Copy out only the lines below that contain the string "edit". Treat the match as case-sensitive.

○ ○ ○ ○ ○

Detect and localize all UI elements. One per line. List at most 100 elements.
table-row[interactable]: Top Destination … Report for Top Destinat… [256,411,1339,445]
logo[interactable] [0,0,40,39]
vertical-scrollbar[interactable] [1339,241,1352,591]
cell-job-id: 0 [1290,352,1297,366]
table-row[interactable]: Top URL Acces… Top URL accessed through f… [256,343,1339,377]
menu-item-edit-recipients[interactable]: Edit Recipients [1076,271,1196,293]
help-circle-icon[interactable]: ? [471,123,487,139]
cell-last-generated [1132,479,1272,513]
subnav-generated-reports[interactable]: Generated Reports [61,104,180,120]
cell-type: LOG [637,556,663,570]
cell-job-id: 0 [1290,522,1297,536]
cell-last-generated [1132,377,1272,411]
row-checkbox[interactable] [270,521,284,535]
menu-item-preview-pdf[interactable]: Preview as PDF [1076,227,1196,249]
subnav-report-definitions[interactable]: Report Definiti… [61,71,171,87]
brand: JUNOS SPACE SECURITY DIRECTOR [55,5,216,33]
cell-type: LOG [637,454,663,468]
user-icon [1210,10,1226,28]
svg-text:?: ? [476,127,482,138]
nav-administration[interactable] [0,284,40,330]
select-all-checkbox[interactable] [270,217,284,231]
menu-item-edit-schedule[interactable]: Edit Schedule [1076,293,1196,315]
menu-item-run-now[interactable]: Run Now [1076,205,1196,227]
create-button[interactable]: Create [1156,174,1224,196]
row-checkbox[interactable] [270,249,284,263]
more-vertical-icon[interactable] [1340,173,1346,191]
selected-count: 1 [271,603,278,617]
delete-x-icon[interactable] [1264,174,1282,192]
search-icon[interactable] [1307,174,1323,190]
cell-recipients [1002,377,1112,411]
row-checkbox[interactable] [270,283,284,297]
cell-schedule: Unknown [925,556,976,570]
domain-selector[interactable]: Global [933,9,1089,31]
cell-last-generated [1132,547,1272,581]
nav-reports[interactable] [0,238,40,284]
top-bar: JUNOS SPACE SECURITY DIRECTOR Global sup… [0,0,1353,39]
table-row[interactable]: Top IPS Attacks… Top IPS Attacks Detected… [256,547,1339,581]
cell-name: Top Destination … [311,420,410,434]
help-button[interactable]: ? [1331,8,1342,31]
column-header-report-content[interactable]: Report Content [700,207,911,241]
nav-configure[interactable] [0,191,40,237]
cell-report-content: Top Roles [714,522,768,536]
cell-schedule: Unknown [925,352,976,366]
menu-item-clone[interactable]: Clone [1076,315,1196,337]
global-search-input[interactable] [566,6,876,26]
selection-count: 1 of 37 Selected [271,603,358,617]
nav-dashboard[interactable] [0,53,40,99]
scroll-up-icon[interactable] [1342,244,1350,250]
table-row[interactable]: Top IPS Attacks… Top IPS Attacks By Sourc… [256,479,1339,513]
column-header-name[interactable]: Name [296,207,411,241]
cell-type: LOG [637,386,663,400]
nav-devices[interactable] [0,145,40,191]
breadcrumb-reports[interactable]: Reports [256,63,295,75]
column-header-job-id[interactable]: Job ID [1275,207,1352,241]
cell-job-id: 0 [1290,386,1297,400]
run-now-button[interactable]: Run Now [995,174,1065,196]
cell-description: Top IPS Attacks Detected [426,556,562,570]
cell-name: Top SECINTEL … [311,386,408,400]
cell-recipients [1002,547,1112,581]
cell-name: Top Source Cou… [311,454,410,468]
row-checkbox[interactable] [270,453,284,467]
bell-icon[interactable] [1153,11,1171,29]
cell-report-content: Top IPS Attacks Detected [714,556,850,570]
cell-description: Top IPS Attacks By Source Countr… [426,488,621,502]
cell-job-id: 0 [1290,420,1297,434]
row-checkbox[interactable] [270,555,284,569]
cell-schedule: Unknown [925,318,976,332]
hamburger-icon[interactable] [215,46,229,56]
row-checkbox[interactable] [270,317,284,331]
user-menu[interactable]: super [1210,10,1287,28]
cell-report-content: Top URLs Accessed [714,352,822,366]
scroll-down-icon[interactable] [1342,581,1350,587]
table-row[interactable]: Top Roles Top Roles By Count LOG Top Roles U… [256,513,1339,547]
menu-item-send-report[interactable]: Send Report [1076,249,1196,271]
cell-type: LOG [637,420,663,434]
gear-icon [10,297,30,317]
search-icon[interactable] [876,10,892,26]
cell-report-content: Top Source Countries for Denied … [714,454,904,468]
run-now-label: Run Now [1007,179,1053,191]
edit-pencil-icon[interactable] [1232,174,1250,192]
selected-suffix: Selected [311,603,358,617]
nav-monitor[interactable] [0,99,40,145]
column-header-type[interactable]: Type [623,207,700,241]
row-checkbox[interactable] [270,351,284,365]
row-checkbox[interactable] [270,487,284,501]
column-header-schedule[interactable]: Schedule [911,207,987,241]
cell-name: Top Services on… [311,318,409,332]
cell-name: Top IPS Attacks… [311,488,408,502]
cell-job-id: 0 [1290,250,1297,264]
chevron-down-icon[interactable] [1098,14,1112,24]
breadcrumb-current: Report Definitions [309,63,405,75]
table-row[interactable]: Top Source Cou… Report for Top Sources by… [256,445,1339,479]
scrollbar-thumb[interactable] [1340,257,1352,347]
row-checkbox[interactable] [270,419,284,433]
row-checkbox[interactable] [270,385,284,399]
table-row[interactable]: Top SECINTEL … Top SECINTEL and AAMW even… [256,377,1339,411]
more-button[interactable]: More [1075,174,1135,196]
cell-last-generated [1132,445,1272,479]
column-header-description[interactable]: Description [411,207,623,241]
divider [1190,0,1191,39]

○ ○ ○ ○ ○

» RESULT:
menu-item-edit-recipients[interactable]: Edit Recipients [1076,271,1196,293]
menu-item-edit-schedule[interactable]: Edit Schedule [1076,293,1196,315]
edit-pencil-icon[interactable] [1232,174,1250,192]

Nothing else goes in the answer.